→ **THE TASK**:
Copy the data exactly, line for line.

→ **SUPPLIED MATERIAL**:
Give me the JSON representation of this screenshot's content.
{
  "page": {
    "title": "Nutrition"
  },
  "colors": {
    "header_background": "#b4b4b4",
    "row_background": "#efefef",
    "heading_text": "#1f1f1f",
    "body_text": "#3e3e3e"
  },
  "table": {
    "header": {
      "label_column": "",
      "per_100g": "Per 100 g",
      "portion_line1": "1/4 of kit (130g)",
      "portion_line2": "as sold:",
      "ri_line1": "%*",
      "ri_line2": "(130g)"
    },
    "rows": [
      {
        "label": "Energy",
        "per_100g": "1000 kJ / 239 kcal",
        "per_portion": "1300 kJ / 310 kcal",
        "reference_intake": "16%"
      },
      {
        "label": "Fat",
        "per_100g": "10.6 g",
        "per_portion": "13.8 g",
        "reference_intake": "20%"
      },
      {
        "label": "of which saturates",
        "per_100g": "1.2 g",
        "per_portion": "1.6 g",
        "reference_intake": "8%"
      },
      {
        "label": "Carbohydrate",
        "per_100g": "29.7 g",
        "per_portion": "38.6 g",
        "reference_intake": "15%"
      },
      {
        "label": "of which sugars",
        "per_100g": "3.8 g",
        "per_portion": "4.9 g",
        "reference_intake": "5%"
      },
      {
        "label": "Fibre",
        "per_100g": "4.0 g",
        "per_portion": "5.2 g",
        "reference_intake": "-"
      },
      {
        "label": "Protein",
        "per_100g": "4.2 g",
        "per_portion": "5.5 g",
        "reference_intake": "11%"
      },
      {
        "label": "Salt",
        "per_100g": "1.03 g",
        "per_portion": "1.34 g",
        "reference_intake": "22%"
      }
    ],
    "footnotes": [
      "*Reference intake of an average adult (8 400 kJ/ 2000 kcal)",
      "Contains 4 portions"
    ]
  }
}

→ **ANSWER TO THIS TASK**:
Give me the JSON representation of this screenshot's content.
{
  "page": {
    "title": "Nutrition"
  },
  "colors": {
    "header_background": "#b4b4b4",
    "row_background": "#efefef",
    "heading_text": "#1f1f1f",
    "body_text": "#3e3e3e"
  },
  "table": {
    "header": {
      "label_column": "",
      "per_100g": "Per 100 g",
      "portion_line1": "1/4 of kit (130g)",
      "portion_line2": "as sold:",
      "ri_line1": "%*",
      "ri_line2": "(130g)"
    },
    "rows": [
      {
        "label": "Energy",
        "per_100g": "1000 kJ / 239 kcal",
        "per_portion": "1300 kJ / 310 kcal",
        "reference_intake": "16%"
      },
      {
        "label": "Fat",
        "per_100g": "10.6 g",
        "per_portion": "13.8 g",
        "reference_intake": "20%"
      },
      {
        "label": "of which saturates",
        "per_100g": "1.2 g",
        "per_portion": "1.6 g",
        "reference_intake": "8%"
      },
      {
        "label": "Carbohydrate",
        "per_100g": "29.7 g",
        "per_portion": "38.6 g",
        "reference_intake": "15%"
      },
      {
        "label": "of which sugars",
        "per_100g": "3.8 g",
        "per_portion": "4.9 g",
        "reference_intake": "5%"
      },
      {
        "label": "Fibre",
        "per_100g": "4.0 g",
        "per_portion": "5.2 g",
        "reference_intake": "-"
      },
      {
        "label": "Protein",
        "per_100g": "4.2 g",
        "per_portion": "5.5 g",
        "reference_intake": "11%"
      },
      {
        "label": "Salt",
        "per_100g": "1.03 g",
        "per_portion": "1.34 g",
        "reference_intake": "22%"
      }
    ],
    "footnotes": [
      "*Reference intake of an average adult (8 400 kJ/ 2000 kcal)",
      "Contains 4 portions"
    ]
  }
}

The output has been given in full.